● **Stated task**: Using the listing below, copy every line that mentions "silhouette".

● **Listing**:

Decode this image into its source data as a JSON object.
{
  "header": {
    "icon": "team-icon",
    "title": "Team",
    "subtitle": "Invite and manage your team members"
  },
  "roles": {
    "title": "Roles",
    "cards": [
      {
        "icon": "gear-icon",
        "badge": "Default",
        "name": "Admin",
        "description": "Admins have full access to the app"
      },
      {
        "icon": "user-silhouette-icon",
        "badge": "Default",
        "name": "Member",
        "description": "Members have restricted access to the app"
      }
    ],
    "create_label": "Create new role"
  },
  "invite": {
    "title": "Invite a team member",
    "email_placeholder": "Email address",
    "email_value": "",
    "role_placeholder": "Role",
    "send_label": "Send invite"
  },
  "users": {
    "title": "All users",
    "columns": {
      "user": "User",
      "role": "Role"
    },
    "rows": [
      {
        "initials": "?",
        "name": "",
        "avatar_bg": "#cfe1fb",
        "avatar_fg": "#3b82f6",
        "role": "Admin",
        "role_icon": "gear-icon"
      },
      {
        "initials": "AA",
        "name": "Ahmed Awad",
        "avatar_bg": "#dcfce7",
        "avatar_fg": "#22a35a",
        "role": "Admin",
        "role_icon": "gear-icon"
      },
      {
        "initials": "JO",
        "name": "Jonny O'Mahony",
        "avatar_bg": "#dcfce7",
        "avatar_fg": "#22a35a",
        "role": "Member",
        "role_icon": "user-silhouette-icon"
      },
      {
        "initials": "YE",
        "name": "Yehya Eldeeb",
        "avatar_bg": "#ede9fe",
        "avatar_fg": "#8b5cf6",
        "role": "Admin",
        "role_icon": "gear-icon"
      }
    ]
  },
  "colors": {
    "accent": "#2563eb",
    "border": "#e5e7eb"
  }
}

● **Solution for this task**:
        "icon": "user-silhouette-icon",
        "role_icon": "user-silhouette-icon"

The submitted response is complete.